- [Material for the task]
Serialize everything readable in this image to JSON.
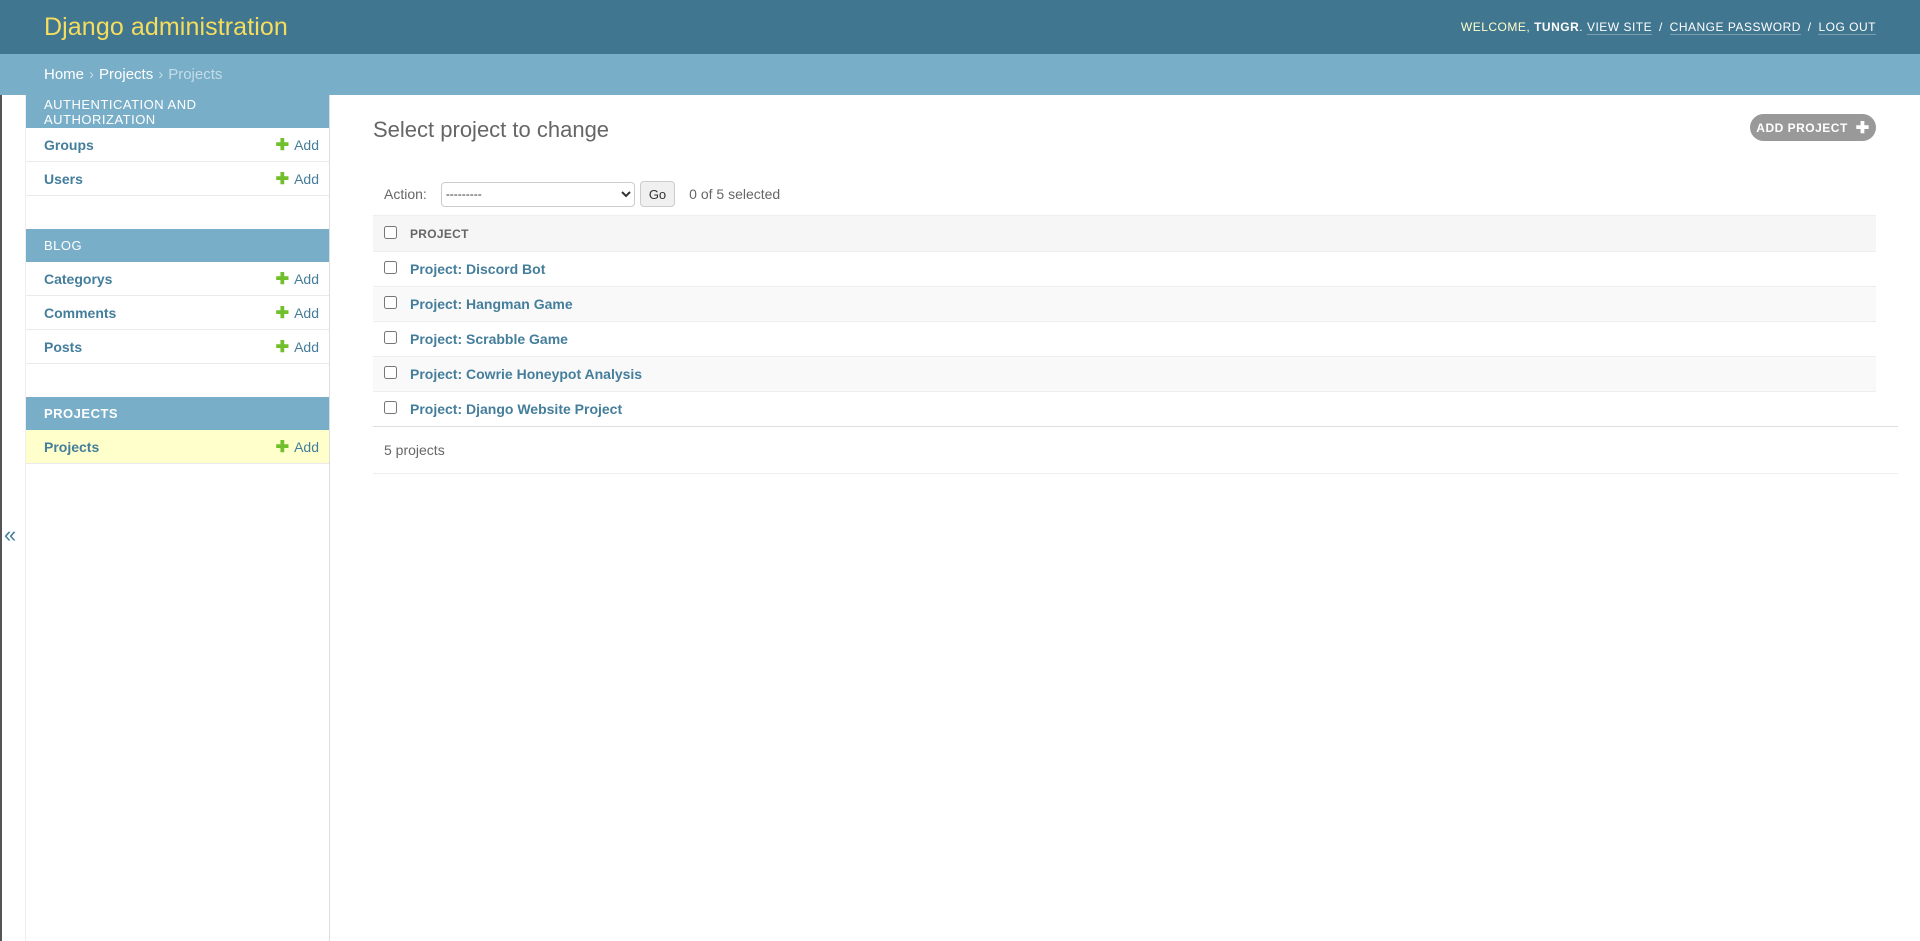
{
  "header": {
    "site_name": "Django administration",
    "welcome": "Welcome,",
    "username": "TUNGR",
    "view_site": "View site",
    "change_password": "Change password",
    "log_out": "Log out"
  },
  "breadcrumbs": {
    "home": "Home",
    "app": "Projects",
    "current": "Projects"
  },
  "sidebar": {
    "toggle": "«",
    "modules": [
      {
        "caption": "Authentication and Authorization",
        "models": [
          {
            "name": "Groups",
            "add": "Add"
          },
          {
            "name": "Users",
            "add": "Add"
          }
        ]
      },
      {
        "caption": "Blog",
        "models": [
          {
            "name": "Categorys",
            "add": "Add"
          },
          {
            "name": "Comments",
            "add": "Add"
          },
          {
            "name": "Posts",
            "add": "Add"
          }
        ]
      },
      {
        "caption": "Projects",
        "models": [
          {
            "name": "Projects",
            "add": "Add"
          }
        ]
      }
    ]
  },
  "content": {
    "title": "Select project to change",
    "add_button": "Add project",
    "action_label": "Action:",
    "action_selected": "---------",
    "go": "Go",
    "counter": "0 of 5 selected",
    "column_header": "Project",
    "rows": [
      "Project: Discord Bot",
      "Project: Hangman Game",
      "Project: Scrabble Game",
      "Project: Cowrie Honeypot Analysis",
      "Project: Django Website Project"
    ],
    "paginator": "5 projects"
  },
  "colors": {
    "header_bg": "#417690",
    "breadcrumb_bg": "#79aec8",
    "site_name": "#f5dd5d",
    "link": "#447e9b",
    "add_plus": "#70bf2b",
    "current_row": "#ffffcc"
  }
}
--
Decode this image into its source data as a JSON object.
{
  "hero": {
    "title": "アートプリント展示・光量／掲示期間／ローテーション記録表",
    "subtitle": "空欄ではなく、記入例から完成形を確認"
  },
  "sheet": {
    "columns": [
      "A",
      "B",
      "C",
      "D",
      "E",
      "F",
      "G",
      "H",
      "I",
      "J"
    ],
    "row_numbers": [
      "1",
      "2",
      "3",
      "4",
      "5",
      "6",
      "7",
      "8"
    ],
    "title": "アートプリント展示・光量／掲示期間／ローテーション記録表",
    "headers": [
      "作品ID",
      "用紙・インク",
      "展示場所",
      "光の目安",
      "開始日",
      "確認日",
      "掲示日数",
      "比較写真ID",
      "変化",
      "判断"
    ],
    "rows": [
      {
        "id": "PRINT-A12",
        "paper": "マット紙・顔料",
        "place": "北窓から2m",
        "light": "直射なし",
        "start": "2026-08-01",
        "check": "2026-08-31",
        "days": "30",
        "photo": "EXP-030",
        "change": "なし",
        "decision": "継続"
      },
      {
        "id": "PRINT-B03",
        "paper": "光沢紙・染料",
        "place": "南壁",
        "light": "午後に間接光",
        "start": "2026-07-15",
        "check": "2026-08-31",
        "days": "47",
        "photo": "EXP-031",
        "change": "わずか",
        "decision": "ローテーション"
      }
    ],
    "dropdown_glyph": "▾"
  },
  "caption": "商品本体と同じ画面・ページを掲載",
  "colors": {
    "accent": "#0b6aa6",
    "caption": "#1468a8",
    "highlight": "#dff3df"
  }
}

- [The task]
Every line containing the string "JSON" must be listed.

- [Final result]
Serialize everything readable in this image to JSON.
Decode this image into its source data as a JSON object.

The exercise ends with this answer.